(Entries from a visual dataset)
==============================
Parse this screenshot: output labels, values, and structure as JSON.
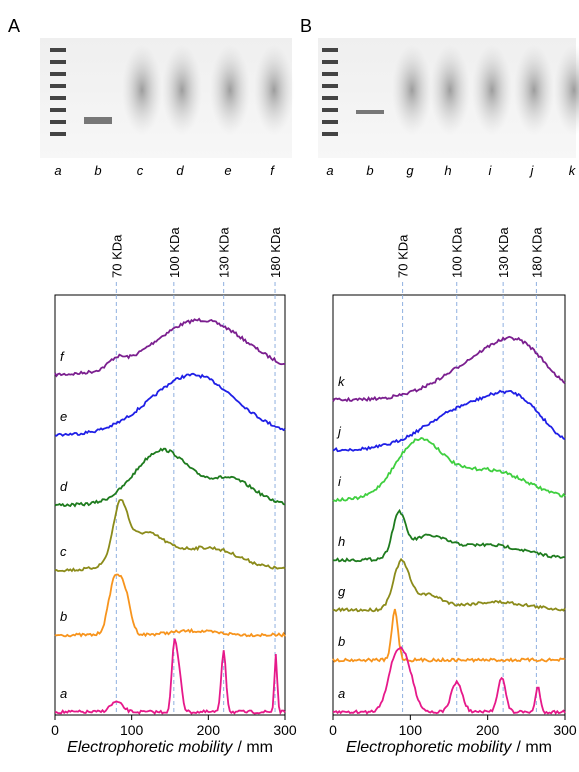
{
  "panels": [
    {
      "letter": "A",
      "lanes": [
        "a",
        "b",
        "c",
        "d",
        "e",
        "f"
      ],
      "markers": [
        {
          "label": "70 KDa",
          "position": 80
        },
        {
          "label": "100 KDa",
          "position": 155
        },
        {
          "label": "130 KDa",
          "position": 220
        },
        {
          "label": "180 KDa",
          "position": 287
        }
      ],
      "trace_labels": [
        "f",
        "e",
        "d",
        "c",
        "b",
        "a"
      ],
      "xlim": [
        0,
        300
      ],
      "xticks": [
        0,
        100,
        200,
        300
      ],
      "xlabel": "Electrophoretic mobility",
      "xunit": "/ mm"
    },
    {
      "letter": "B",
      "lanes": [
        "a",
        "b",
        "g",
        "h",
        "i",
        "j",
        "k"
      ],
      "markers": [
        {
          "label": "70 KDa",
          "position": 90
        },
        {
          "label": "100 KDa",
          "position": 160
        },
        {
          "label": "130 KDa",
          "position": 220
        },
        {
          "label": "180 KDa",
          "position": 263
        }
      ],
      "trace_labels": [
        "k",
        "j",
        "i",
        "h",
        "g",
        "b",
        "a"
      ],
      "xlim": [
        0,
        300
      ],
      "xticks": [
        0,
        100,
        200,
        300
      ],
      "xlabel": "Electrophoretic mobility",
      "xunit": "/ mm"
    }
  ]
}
==============================
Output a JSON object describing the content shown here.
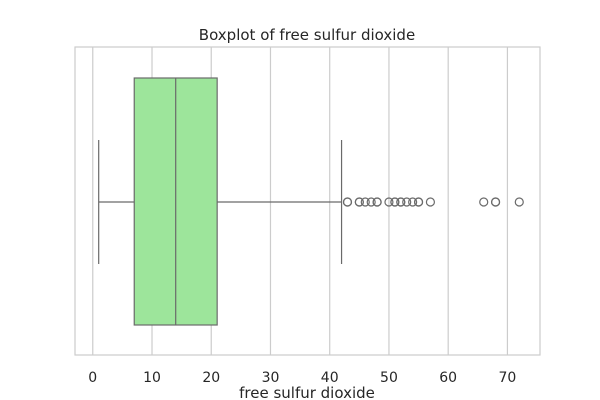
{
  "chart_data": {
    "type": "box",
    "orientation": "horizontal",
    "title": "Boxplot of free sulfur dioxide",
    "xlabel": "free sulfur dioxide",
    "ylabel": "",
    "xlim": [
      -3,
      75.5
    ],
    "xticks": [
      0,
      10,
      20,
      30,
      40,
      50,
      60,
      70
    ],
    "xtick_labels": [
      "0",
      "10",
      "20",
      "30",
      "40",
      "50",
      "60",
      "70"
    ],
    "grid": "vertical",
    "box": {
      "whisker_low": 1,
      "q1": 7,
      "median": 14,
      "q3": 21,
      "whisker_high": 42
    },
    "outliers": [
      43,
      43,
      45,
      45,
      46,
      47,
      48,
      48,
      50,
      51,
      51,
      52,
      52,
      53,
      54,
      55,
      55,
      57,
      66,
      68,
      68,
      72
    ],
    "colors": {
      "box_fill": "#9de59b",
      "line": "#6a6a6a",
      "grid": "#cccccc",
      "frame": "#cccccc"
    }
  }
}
==============================
**SET PROBLEM:** Search the data for "free". Copy every line that has it.

**RESULT OF THE TASK:**
    "title": "Boxplot of free sulfur dioxide",
    "xlabel": "free sulfur dioxide",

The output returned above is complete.